:: WHAT YOU HAVE TO DO ::
Identify the lines that contain the word "Mary", then copy them.

#### SUPPLIED ENTRIES

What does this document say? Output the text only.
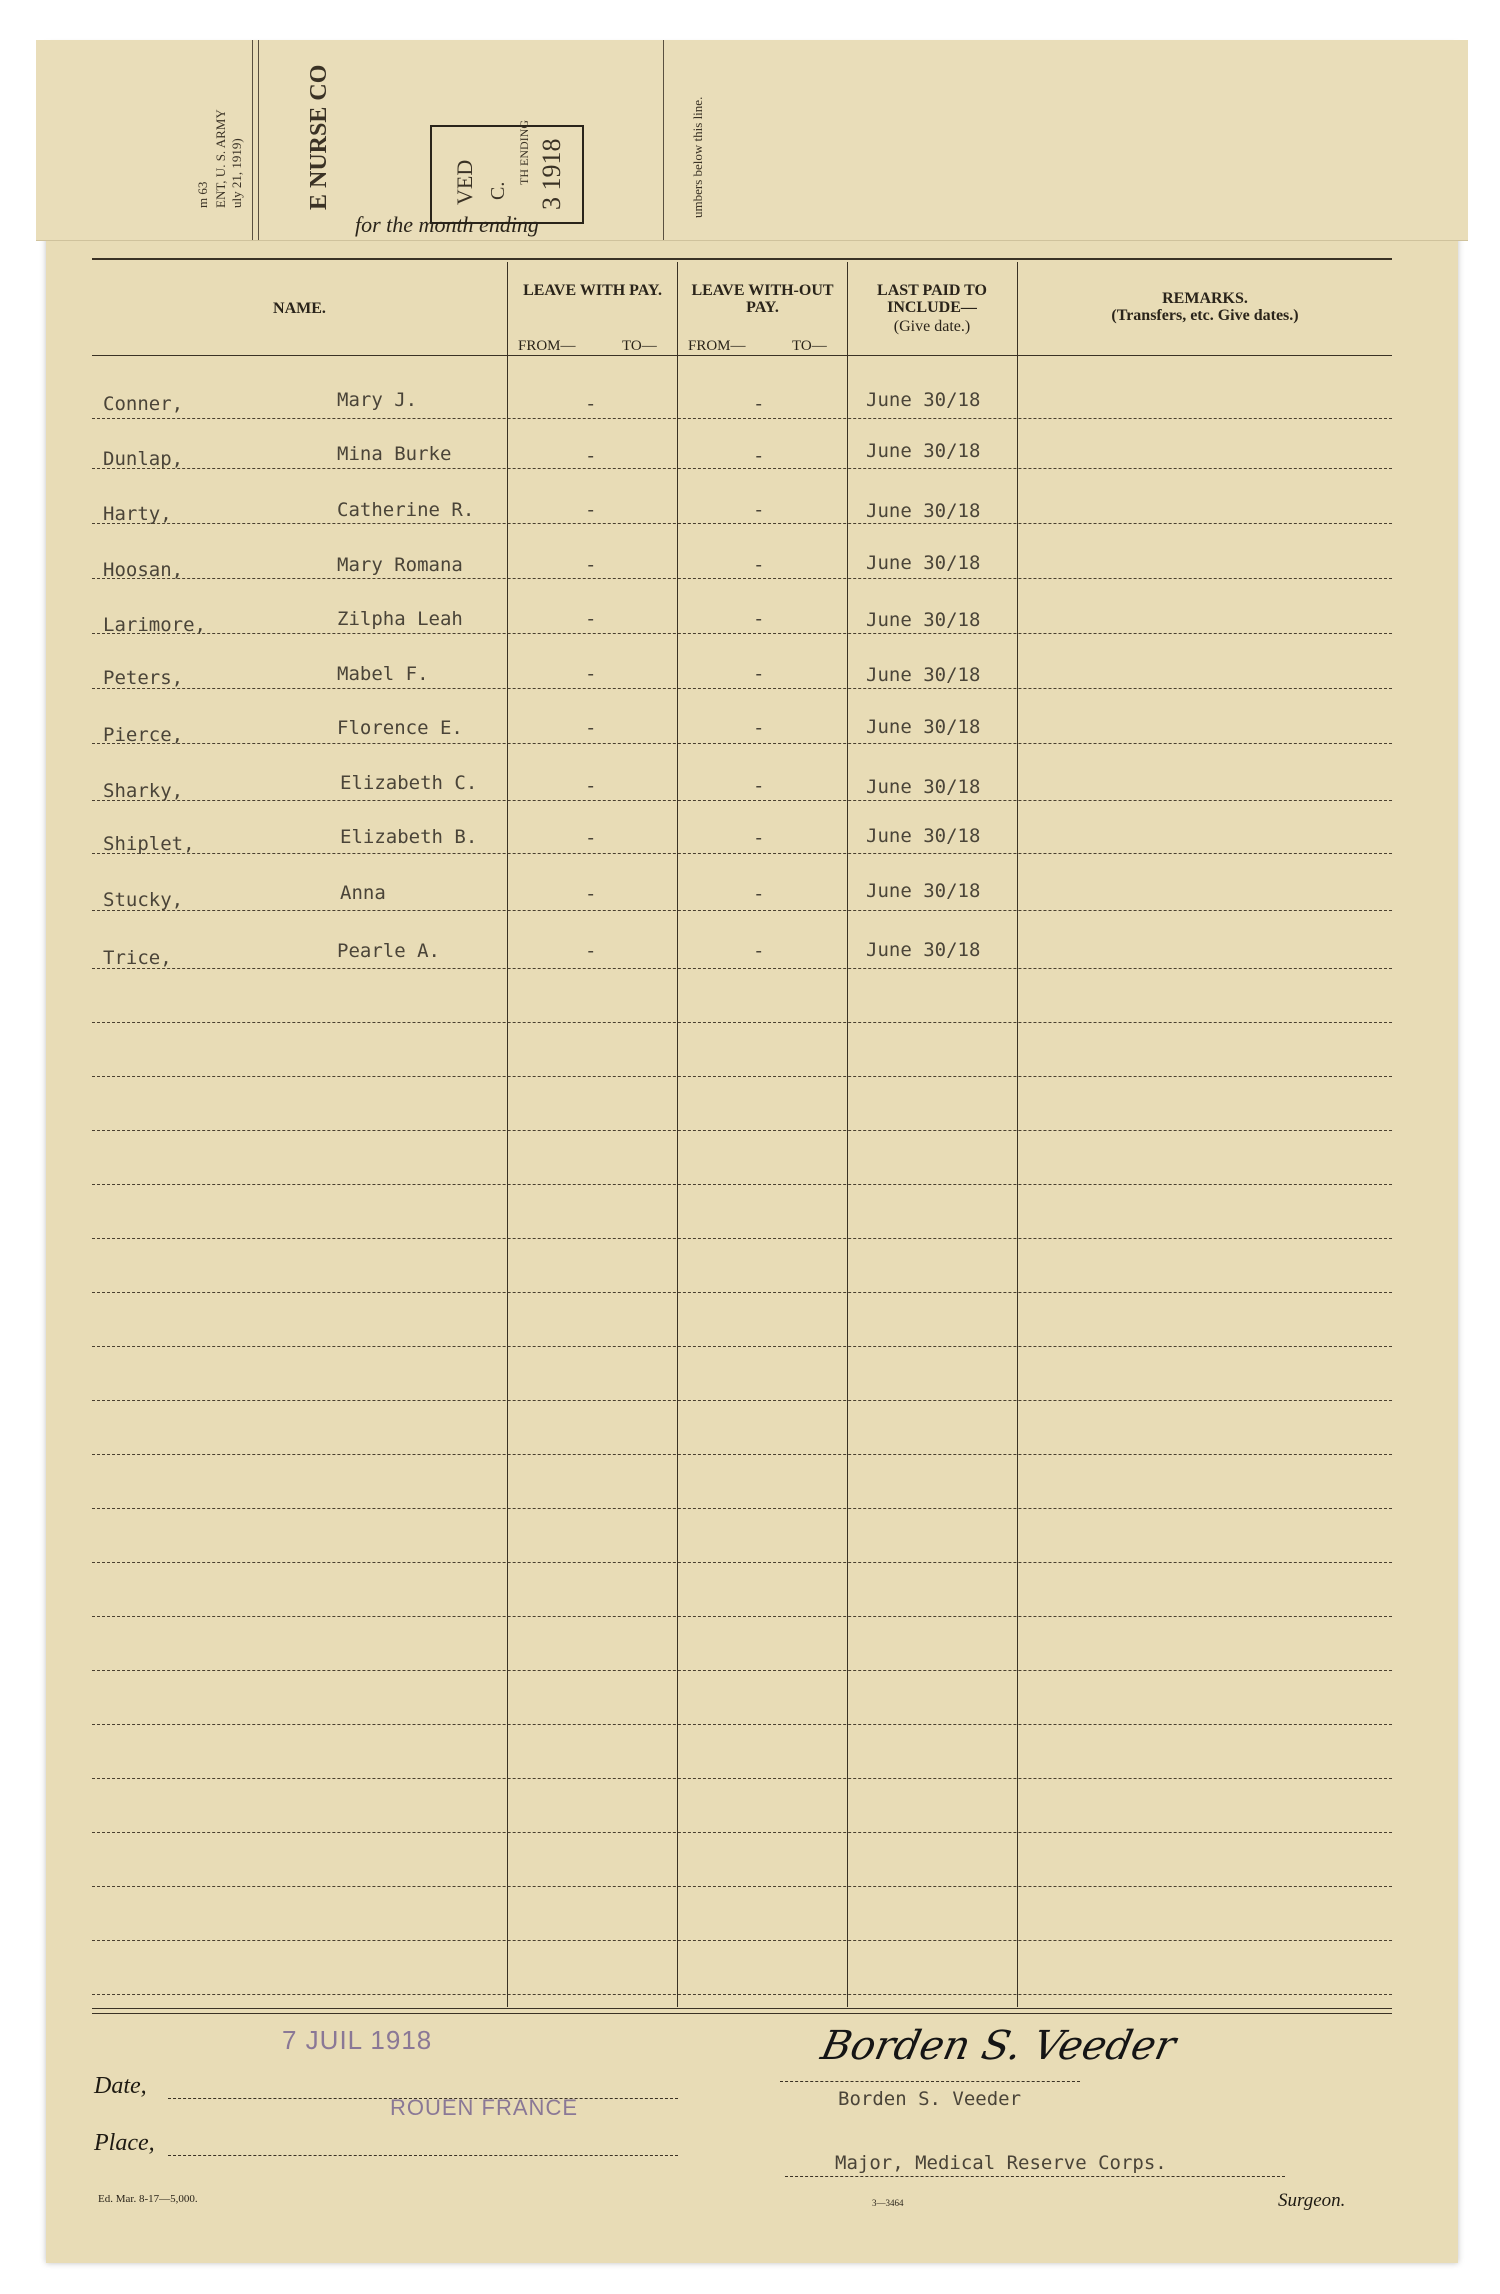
m 63 ENT, U. S. ARMY uly 21, 1919)	E NURSE CO	VED C.
TH ENDING 3 1918	umbers below this line.
for the month ending
NAME.
LEAVE WITH PAY.	LEAVE WITH-OUT PAY.
LAST PAID TO INCLUDE—
(Give date.)
REMARKS.
(Transfers, etc. Give dates.)
FROM—	TO— FROM—	TO—
Conner,	Mary J.	-	-	June 30/18
Dunlap,	Mina Burke	-	-	June 30/18
Harty,	Catherine R.	-	-	June 30/18
Hoosan,	Mary Romana	-	-	June 30/18
Larimore,	Zilpha Leah	-	-	June 30/18
Peters,	Mabel F.	-	-	June 30/18
Pierce,	Florence E.	-	-	June 30/18
Sharky,	Elizabeth C.	-	-	June 30/18
Shiplet,	Elizabeth B.	-	-	June 30/18
Stucky,	Anna	-	-	June 30/18
Trice,	Pearle A.	-	-	June 30/18
Date,
7 JUIL 1918
Place,
ROUEN FRANCE
Borden S. Veeder
Borden S. Veeder
Major, Medical Reserve Corps.
Surgeon.
Ed. Mar. 8-17—5,000.	3—3464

########

:: ANSWER TO THE PROBLEM ::
Conner,	Mary J.	-	-	June 30/18
Hoosan,	Mary Romana	-	-	June 30/18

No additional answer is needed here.